Entries taken from a collection:

..........

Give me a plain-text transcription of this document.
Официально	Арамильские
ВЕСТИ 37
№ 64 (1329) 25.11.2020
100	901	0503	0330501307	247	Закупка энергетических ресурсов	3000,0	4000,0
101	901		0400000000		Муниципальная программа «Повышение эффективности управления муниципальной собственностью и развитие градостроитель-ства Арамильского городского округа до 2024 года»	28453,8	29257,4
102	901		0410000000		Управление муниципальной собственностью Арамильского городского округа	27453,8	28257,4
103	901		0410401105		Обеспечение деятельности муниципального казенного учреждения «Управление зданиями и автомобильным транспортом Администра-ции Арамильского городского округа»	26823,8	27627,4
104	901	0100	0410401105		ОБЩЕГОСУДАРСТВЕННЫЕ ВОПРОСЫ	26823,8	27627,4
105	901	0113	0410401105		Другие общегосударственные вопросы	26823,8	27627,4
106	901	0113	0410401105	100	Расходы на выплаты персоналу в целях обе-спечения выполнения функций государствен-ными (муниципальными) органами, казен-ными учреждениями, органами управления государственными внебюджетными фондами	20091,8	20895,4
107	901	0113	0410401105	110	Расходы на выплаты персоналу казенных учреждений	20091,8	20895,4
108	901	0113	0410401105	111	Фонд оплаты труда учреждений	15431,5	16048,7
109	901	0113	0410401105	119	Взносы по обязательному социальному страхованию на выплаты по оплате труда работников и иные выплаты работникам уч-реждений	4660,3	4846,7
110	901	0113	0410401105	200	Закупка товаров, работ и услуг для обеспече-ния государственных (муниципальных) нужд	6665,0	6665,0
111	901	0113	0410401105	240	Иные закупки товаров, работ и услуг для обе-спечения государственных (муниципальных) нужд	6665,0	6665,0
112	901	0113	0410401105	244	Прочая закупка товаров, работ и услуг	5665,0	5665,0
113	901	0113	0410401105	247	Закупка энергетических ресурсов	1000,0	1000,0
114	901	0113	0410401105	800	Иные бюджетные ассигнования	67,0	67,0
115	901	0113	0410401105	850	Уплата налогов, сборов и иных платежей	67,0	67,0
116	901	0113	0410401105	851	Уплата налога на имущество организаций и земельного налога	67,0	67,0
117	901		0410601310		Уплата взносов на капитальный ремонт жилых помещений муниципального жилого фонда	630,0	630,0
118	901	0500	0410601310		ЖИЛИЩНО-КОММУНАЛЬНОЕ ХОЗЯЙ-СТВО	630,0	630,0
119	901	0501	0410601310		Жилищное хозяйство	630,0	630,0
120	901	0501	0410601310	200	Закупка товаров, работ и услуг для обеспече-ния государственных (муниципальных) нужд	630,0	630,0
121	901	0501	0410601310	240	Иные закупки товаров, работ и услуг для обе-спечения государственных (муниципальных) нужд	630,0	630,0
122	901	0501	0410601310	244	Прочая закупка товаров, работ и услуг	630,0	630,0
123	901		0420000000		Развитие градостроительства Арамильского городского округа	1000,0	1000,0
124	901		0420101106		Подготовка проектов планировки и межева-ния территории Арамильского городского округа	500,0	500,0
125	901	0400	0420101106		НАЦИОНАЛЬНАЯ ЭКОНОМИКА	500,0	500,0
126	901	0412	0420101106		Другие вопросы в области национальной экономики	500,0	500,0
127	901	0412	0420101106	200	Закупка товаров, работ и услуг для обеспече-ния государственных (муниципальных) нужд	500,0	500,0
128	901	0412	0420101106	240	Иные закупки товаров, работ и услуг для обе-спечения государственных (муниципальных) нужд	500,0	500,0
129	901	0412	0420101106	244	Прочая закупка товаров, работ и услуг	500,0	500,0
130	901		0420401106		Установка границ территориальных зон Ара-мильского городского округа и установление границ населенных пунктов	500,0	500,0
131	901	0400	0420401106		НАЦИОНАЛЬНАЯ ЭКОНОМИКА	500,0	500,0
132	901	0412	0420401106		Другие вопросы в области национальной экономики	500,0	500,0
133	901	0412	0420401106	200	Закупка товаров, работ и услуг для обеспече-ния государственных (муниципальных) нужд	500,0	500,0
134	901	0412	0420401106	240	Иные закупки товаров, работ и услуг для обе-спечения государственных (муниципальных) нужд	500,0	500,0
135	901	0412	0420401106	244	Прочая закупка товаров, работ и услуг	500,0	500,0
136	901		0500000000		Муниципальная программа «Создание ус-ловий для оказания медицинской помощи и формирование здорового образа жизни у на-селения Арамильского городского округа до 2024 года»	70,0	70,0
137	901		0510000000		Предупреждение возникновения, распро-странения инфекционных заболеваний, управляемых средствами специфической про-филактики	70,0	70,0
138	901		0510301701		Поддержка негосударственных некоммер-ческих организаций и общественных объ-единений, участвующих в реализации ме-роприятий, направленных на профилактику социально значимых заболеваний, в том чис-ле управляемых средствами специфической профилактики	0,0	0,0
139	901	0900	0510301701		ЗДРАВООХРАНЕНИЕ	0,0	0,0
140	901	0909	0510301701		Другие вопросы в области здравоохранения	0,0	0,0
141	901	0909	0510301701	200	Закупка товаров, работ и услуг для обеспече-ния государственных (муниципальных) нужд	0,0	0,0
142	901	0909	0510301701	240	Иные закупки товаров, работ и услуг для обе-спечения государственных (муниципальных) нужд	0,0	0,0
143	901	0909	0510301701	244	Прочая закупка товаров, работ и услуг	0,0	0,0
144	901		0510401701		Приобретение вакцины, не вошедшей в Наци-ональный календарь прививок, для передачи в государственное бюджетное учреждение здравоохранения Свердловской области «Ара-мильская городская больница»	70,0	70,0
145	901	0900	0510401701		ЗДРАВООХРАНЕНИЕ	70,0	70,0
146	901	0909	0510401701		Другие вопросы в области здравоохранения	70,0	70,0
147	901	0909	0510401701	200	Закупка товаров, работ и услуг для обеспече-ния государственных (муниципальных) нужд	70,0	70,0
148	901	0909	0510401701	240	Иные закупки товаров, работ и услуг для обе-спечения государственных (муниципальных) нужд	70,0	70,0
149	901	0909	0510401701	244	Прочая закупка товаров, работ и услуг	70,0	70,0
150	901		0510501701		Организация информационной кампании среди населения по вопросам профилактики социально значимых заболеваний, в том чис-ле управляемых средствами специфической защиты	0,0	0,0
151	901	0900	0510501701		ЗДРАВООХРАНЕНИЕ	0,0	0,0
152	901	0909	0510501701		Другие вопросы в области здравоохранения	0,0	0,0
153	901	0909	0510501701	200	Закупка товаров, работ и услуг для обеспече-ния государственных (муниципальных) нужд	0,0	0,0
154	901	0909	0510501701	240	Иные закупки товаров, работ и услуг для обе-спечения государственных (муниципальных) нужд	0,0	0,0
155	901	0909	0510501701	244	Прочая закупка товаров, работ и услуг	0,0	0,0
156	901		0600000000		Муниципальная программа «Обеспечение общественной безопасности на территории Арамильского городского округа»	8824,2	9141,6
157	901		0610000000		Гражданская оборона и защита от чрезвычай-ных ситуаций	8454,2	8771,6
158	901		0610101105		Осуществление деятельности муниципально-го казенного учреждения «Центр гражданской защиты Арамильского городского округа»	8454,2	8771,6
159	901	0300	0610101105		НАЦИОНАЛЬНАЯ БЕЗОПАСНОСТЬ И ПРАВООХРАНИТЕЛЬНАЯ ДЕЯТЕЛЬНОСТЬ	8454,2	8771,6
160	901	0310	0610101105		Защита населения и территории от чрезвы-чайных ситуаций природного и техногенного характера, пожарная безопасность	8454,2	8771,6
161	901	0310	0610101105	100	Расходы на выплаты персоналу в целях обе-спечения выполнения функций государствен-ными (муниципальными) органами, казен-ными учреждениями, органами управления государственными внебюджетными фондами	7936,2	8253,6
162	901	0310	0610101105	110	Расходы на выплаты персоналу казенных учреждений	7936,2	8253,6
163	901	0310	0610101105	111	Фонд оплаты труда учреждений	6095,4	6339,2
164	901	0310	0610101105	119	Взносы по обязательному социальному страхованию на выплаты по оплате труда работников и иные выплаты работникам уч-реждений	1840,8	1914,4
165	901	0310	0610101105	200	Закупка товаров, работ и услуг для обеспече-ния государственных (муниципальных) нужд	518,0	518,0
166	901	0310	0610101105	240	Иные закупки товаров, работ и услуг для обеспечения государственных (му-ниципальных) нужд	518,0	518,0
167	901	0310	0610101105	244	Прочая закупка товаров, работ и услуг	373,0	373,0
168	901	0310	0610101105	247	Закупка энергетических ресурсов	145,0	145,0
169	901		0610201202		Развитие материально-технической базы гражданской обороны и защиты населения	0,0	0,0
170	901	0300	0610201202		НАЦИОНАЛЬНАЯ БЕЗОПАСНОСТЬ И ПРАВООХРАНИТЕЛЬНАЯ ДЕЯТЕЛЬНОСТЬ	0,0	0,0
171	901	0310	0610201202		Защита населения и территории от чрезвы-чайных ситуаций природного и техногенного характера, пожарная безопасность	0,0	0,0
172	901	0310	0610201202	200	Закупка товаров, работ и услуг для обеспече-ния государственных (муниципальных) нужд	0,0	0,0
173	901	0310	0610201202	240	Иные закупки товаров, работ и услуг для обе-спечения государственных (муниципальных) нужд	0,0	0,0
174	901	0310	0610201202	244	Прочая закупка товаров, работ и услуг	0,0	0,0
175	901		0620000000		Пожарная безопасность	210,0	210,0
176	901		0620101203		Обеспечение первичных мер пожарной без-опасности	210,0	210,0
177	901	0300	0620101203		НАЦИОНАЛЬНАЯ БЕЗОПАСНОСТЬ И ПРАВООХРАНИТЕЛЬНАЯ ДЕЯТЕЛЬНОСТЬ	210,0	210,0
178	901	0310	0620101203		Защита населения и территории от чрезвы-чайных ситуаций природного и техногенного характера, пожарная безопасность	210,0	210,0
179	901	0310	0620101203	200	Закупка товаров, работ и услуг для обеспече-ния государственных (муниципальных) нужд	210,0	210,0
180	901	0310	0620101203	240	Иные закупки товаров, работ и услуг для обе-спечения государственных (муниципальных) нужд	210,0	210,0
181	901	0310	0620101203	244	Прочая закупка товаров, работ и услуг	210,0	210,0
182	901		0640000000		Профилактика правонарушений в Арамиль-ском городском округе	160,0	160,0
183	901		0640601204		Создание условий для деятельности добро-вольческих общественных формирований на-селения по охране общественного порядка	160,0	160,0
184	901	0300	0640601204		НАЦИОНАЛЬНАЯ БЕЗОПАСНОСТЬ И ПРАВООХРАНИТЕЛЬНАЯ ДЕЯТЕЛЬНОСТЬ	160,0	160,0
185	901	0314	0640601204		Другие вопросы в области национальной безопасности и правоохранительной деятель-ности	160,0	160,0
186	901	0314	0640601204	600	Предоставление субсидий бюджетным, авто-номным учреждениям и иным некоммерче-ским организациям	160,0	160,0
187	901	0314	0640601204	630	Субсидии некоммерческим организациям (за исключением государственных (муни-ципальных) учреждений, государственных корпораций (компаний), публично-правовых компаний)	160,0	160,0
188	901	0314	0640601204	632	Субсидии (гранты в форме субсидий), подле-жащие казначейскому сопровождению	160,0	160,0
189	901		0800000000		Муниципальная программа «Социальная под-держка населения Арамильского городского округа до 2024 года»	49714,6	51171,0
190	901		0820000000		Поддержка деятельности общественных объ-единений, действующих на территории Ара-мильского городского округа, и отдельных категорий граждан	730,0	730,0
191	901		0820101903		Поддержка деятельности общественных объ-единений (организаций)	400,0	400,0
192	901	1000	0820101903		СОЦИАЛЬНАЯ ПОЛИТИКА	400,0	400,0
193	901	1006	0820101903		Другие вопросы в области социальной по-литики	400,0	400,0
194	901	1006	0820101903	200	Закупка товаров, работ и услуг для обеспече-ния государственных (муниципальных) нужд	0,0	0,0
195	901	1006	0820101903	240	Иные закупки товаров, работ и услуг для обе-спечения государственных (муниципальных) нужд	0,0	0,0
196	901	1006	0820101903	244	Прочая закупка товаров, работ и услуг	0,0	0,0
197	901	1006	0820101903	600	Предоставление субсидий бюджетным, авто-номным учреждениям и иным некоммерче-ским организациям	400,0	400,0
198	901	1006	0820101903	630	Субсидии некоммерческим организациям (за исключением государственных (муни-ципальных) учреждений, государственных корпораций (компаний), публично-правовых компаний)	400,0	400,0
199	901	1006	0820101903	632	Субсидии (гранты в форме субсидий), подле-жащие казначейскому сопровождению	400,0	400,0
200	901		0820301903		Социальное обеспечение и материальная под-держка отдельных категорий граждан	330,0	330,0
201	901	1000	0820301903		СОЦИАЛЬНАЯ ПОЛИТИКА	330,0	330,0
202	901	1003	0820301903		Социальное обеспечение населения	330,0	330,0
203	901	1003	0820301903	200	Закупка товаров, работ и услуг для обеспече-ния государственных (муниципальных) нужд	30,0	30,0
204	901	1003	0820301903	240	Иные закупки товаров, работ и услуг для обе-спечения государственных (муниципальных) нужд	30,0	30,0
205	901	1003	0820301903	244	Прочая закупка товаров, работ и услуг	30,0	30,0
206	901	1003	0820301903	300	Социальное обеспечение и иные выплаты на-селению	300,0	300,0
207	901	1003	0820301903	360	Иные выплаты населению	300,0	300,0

..........

• [GIVEN REQUEST] Show all lines from the records above where the word "безопасности" occurs.

• [IN RESPONSE]
156	901		0600000000		Муниципальная программа «Обеспечение общественной безопасности на территории Арамильского городского округа»	8824,2	9141,6
185	901	0314	0640601204		Другие вопросы в области национальной безопасности и правоохранительной деятель-ности	160,0	160,0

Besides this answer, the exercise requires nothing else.